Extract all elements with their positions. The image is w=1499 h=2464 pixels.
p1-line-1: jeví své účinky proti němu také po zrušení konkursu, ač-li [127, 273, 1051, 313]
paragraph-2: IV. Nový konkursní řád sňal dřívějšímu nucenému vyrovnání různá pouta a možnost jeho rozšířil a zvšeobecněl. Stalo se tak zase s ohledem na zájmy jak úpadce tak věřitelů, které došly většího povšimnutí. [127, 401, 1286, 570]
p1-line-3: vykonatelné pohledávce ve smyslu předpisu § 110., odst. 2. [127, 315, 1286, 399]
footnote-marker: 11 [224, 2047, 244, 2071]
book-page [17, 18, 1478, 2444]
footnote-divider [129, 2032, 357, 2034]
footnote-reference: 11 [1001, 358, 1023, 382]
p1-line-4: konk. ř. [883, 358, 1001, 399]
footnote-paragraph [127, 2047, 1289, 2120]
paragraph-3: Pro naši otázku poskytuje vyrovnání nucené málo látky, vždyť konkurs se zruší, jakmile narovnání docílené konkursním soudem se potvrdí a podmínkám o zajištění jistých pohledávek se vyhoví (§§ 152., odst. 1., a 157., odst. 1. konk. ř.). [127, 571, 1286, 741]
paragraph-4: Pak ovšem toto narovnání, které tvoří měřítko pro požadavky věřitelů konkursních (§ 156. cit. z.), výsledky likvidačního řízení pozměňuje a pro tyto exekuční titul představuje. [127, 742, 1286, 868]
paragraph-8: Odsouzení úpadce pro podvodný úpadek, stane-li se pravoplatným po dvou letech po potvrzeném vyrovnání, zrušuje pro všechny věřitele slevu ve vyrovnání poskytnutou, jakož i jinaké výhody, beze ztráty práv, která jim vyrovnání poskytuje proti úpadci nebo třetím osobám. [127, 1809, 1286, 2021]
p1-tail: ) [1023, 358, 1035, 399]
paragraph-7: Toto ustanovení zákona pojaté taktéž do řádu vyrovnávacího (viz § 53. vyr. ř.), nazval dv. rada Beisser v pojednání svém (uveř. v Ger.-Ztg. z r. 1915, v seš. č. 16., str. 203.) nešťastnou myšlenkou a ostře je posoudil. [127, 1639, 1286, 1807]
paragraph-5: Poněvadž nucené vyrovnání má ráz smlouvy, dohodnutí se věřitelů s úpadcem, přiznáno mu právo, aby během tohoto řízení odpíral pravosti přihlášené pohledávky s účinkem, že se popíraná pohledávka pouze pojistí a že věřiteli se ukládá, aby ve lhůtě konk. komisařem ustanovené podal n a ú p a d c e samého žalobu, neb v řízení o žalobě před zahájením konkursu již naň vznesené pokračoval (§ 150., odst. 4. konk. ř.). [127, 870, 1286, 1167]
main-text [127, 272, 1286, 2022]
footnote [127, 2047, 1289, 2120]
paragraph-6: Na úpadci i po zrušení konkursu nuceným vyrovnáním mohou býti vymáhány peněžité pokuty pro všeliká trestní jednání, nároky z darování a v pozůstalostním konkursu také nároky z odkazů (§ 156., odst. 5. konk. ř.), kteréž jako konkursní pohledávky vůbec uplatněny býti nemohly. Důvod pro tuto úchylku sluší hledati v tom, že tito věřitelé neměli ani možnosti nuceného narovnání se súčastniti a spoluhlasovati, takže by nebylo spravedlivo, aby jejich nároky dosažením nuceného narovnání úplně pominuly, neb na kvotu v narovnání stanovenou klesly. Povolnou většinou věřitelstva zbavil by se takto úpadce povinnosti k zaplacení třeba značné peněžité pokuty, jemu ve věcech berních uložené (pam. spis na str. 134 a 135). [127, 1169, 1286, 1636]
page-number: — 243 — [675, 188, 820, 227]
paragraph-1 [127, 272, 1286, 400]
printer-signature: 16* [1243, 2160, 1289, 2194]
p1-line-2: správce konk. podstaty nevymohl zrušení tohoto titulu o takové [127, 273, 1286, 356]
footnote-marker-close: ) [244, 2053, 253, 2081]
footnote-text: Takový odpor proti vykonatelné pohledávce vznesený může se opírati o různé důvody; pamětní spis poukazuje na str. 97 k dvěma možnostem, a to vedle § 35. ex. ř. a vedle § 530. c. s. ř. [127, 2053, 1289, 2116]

————

Filter the material above down to the lines that contain the string "proti", and copy out each such line in full.

*Finished task*:
p1-line-1: jeví své účinky proti němu také po zrušení konkursu, ač-li [127, 273, 1051, 313]
paragraph-8: Odsouzení úpadce pro podvodný úpadek, stane-li se pravoplatným po dvou letech po potvrzeném vyrovnání, zrušuje pro všechny věřitele slevu ve vyrovnání poskytnutou, jakož i jinaké výhody, beze ztráty práv, která jim vyrovnání poskytuje proti úpadci nebo třetím osobám. [127, 1809, 1286, 2021]
footnote-text: Takový odpor proti vykonatelné pohledávce vznesený může se opírati o různé důvody; pamětní spis poukazuje na str. 97 k dvěma možnostem, a to vedle § 35. ex. ř. a vedle § 530. c. s. ř. [127, 2053, 1289, 2116]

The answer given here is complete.